- [Exercise instructions] Look through the data for the string "gmail". Copy every line where it is found.

- [Input records]
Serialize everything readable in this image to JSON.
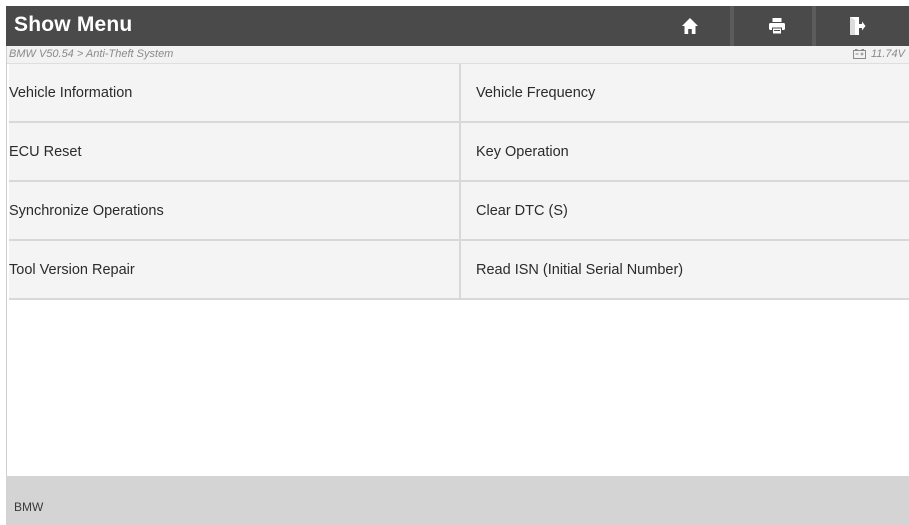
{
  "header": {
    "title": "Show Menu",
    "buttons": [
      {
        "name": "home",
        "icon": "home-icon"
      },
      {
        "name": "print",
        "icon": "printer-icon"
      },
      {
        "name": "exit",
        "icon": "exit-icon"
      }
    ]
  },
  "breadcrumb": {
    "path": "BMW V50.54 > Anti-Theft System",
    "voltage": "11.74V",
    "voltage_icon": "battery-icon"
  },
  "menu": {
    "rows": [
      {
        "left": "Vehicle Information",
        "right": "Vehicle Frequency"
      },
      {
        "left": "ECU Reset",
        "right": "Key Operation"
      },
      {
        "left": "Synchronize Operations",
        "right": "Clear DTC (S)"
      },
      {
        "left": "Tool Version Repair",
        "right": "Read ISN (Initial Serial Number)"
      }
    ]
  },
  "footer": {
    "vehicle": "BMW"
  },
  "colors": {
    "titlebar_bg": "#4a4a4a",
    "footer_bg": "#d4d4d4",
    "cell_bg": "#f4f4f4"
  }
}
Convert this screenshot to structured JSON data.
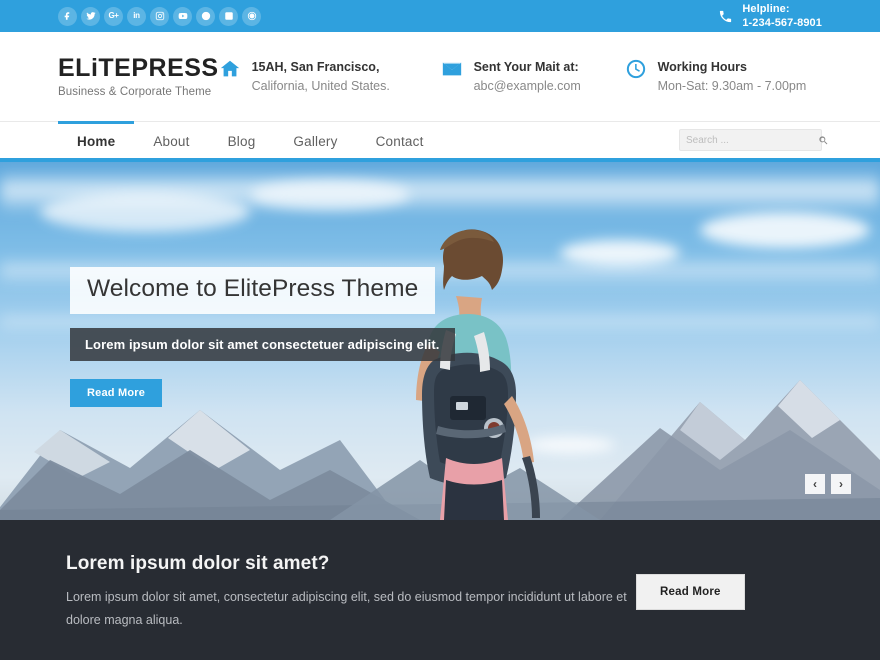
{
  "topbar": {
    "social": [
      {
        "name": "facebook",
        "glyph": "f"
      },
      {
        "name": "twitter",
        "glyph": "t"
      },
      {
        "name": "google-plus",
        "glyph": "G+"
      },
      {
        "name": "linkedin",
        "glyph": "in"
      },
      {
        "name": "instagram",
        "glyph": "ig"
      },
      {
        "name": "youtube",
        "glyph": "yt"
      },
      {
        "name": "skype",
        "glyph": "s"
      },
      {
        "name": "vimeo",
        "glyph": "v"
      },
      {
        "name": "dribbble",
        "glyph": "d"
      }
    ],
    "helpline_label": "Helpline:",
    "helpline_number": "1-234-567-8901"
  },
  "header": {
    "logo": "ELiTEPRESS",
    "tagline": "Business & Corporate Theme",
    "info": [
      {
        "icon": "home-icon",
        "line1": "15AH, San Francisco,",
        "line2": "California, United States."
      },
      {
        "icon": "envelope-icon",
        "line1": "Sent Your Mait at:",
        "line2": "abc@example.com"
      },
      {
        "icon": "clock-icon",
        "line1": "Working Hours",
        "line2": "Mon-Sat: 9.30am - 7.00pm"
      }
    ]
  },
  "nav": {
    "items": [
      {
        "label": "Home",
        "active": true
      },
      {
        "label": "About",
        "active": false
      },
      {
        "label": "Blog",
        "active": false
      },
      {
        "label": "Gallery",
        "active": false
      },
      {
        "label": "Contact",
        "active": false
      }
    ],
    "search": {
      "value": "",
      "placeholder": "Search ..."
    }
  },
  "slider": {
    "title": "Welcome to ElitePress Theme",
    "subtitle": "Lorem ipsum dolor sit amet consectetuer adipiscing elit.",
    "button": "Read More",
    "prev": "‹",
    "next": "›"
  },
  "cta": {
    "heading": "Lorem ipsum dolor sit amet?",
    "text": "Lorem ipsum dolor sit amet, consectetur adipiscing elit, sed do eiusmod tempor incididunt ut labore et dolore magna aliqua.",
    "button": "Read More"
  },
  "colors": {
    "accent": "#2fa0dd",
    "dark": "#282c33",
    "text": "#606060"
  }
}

==

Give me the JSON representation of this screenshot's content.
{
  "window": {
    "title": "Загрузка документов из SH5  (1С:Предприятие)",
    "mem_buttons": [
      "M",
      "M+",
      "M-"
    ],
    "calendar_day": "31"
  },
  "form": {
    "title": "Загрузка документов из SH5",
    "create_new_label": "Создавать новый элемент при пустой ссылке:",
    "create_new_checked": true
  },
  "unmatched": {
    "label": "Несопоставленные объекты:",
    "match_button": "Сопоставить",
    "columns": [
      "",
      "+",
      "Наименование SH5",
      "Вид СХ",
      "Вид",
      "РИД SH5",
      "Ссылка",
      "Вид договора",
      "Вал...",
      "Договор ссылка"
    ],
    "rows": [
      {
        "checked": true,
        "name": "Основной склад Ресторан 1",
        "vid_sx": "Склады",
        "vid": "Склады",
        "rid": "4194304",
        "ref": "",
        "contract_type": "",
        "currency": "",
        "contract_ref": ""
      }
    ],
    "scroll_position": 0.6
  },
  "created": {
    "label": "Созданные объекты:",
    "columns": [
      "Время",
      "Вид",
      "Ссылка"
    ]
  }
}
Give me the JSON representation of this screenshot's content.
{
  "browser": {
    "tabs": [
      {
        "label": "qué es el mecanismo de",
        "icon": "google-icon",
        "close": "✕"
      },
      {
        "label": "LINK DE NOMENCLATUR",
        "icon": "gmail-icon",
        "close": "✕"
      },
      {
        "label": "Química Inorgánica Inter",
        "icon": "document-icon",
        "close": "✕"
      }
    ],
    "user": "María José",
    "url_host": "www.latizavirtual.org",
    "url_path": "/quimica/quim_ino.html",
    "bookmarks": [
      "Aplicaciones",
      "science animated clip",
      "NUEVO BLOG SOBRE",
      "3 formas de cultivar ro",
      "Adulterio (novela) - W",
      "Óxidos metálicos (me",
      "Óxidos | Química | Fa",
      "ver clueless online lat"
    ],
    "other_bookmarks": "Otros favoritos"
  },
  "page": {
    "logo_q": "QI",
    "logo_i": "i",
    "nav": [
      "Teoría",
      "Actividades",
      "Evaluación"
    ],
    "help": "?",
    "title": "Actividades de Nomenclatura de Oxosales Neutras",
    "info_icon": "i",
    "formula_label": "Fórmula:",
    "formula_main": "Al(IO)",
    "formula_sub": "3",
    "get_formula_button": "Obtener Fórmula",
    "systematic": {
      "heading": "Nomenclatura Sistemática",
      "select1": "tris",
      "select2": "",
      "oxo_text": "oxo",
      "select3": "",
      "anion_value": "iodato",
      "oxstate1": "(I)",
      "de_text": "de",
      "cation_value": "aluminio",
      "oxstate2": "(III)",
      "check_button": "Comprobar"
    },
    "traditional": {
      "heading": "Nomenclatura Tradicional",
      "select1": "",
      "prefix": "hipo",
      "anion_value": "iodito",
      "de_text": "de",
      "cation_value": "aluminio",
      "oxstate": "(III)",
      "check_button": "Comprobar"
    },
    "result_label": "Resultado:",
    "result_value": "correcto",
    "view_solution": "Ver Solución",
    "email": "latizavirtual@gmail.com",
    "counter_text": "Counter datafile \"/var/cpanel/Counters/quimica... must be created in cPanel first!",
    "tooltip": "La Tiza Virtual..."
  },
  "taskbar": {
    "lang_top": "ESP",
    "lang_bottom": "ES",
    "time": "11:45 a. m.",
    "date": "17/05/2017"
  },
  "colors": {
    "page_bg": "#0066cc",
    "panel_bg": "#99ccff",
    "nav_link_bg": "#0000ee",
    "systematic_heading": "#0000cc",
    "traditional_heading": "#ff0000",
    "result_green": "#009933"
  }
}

- [Final result]
        "icon": "gmail-icon",
    "email": "latizavirtual@gmail.com",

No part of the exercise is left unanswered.